Saved data entries
___

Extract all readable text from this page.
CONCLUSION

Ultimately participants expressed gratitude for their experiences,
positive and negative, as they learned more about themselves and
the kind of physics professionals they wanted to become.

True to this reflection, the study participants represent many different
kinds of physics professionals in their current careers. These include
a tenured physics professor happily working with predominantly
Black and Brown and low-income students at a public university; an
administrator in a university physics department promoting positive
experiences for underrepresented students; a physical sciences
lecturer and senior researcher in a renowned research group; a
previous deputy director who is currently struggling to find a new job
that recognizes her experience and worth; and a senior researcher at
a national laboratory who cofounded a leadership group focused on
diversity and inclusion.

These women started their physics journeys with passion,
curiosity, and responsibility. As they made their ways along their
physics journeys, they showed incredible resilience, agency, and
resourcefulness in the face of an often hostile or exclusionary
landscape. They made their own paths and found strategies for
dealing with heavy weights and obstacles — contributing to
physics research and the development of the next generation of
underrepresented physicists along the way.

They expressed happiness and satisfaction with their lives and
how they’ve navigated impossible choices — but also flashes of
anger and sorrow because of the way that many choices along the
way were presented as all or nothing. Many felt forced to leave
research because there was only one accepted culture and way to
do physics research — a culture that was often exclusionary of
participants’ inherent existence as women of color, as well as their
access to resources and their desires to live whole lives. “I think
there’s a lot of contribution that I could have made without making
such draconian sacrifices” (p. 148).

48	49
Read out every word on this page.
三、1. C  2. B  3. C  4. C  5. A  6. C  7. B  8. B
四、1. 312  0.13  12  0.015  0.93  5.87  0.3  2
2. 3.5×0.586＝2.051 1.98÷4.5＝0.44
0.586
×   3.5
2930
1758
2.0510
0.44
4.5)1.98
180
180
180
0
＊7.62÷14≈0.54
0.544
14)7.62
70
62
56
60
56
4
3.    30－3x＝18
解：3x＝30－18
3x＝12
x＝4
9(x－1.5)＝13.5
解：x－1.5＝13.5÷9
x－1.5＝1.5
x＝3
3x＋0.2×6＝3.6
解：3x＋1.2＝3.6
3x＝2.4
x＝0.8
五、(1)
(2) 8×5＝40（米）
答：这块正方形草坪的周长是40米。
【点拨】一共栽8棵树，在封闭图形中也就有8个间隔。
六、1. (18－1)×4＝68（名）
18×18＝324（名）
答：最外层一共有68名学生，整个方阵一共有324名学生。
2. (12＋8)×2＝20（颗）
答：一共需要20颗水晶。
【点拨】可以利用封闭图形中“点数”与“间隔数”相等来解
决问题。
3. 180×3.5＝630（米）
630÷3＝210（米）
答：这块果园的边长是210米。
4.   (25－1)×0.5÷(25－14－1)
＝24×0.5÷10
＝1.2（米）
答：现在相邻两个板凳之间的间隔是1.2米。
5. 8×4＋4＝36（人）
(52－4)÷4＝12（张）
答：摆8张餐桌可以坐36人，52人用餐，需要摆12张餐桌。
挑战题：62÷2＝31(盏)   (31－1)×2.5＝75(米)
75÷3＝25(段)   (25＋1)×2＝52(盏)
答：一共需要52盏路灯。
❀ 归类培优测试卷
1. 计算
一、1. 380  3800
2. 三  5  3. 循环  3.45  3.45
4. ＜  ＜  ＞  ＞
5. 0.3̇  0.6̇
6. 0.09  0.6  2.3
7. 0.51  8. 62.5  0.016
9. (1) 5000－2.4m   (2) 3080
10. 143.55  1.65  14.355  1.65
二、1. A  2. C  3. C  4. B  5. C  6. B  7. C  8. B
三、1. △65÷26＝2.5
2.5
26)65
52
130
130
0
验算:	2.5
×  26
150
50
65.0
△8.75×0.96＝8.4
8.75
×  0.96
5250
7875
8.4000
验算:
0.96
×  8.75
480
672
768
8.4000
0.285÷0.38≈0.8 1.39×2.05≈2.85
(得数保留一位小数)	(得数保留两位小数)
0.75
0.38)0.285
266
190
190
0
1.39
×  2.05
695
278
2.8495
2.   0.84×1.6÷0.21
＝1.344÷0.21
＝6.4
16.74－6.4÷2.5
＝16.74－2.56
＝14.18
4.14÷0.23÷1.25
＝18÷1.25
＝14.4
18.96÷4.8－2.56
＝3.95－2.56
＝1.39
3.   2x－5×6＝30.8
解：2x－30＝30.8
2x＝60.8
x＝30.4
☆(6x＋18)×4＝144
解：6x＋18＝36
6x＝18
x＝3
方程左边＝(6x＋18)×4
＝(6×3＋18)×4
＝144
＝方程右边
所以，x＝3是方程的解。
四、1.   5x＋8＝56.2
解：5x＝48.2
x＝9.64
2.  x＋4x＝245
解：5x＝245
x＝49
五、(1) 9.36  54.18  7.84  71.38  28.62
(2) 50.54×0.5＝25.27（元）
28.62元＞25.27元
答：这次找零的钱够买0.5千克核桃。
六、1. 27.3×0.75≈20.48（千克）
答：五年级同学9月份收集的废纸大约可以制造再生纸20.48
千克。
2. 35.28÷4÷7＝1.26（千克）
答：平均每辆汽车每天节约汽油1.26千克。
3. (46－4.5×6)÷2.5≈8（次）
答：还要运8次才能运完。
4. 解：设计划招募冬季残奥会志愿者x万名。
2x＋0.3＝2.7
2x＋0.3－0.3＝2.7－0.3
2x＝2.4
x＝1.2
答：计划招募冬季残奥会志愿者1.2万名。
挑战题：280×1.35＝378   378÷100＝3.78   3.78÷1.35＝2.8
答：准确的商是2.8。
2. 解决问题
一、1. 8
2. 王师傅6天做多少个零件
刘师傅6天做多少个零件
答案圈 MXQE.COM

___

* **Exercise objective**
The records are above. How many lines in them contain the word "lives"? Give the number alone.

* **Answer in full**
2